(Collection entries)
┌──
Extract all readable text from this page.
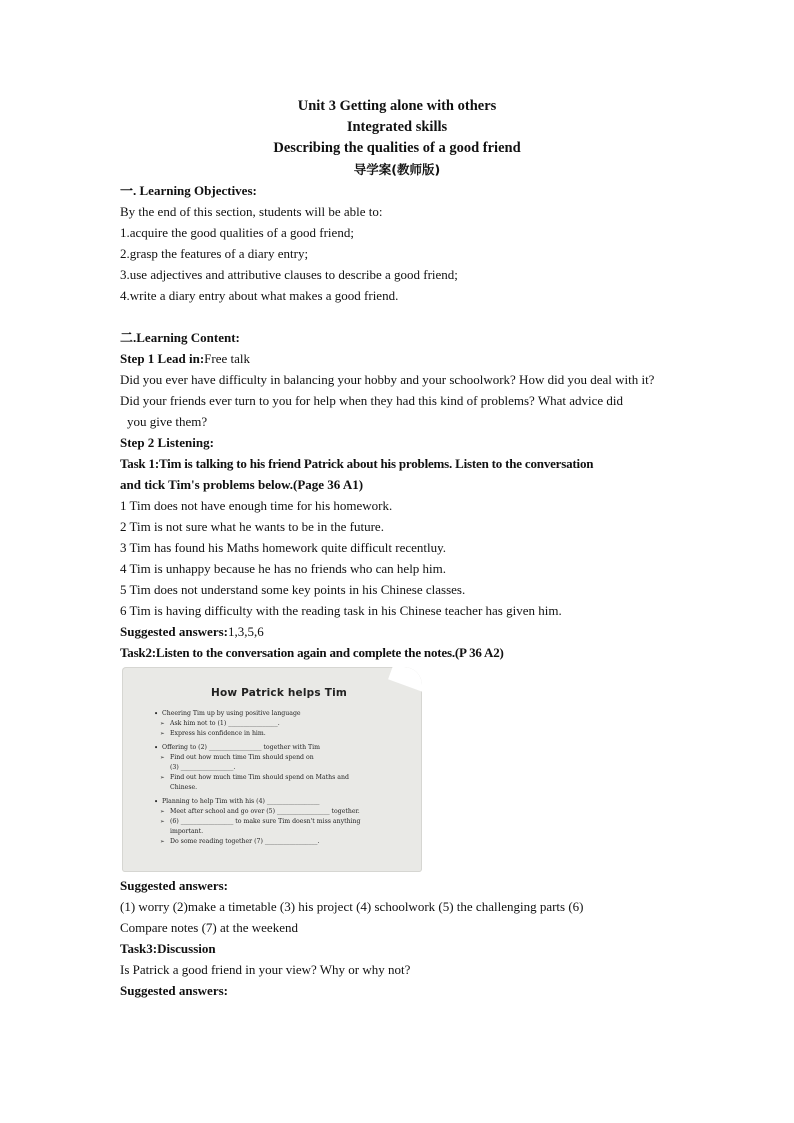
Unit 3 Getting alone with others
Integrated skills
Describing the qualities of a good friend
导学案(教师版)
一. Learning Objectives:
By the end of this section, students will be able to:
1.acquire the good qualities of a good friend;
2.grasp the features of a diary entry;
3.use adjectives and attributive clauses to describe a good friend;
4.write a diary entry about what makes a good friend.
二.Learning Content:
Step 1 Lead in:Free talk
Did you ever have difficulty in balancing your hobby and your schoolwork? How did you deal with it?
Did your friends ever turn to you for help when they had this kind of problems? What advice did
you give them?
Step 2 Listening:
Task 1:Tim is talking to his friend Patrick about his problems. Listen to the conversation
and tick Tim's problems below.(Page 36 A1)
1 Tim does not have enough time for his homework.
2 Tim is not sure what he wants to be in the future.
3 Tim has found his Maths homework quite difficult recentluy.
4 Tim is unhappy because he has no friends who can help him.
5 Tim does not understand some key points in his Chinese classes.
6 Tim is having difficulty with the reading task in his Chinese teacher has given him.
Suggested answers:1,3,5,6
Task2:Listen to the conversation again and complete the notes.(P 36 A2)
How Patrick helps Tim
• Cheering Tim up by using positive language
➢ Ask him not to (1) ________________.
➢ Express his confidence in him.
• Offering to (2) _________________ together with Tim
➢ Find out how much time Tim should spend on
(3) _________________.
➢ Find out how much time Tim should spend on Maths and
Chinese.
• Planning to help Tim with his (4) _________________
➢ Meet after school and go over (5) _________________ together.
➢ (6) _________________ to make sure Tim doesn't miss anything
important.
➢ Do some reading together (7) _________________.
Suggested answers:
(1) worry (2)make a timetable (3) his project (4) schoolwork (5) the challenging parts (6)
Compare notes (7) at the weekend
Task3:Discussion
Is Patrick a good friend in your view? Why or why not?
Suggested answers:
└──
=== To do ===
Output all of the records exactly as they appear above, but not the pictures.

=== Result below ===
Extract all readable text from this page.
Unit 3 Getting alone with others
Integrated skills
Describing the qualities of a good friend
导学案(教师版)
一. Learning Objectives:
By the end of this section, students will be able to:
1.acquire the good qualities of a good friend;
2.grasp the features of a diary entry;
3.use adjectives and attributive clauses to describe a good friend;
4.write a diary entry about what makes a good friend.
二.Learning Content:
Step 1 Lead in:Free talk
Did you ever have difficulty in balancing your hobby and your schoolwork? How did you deal with it?
Did your friends ever turn to you for help when they had this kind of problems? What advice did
you give them?
Step 2 Listening:
Task 1:Tim is talking to his friend Patrick about his problems. Listen to the conversation
and tick Tim's problems below.(Page 36 A1)
1 Tim does not have enough time for his homework.
2 Tim is not sure what he wants to be in the future.
3 Tim has found his Maths homework quite difficult recentluy.
4 Tim is unhappy because he has no friends who can help him.
5 Tim does not understand some key points in his Chinese classes.
6 Tim is having difficulty with the reading task in his Chinese teacher has given him.
Suggested answers:1,3,5,6
Task2:Listen to the conversation again and complete the notes.(P 36 A2)
How Patrick helps Tim
• Cheering Tim up by using positive language
➢ Ask him not to (1) ________________.
➢ Express his confidence in him.
• Offering to (2) _________________ together with Tim
➢ Find out how much time Tim should spend on
(3) _________________.
➢ Find out how much time Tim should spend on Maths and
Chinese.
• Planning to help Tim with his (4) _________________
➢ Meet after school and go over (5) _________________ together.
➢ (6) _________________ to make sure Tim doesn't miss anything
important.
➢ Do some reading together (7) _________________.
Suggested answers:
(1) worry (2)make a timetable (3) his project (4) schoolwork (5) the challenging parts (6)
Compare notes (7) at the weekend
Task3:Discussion
Is Patrick a good friend in your view? Why or why not?
Suggested answers:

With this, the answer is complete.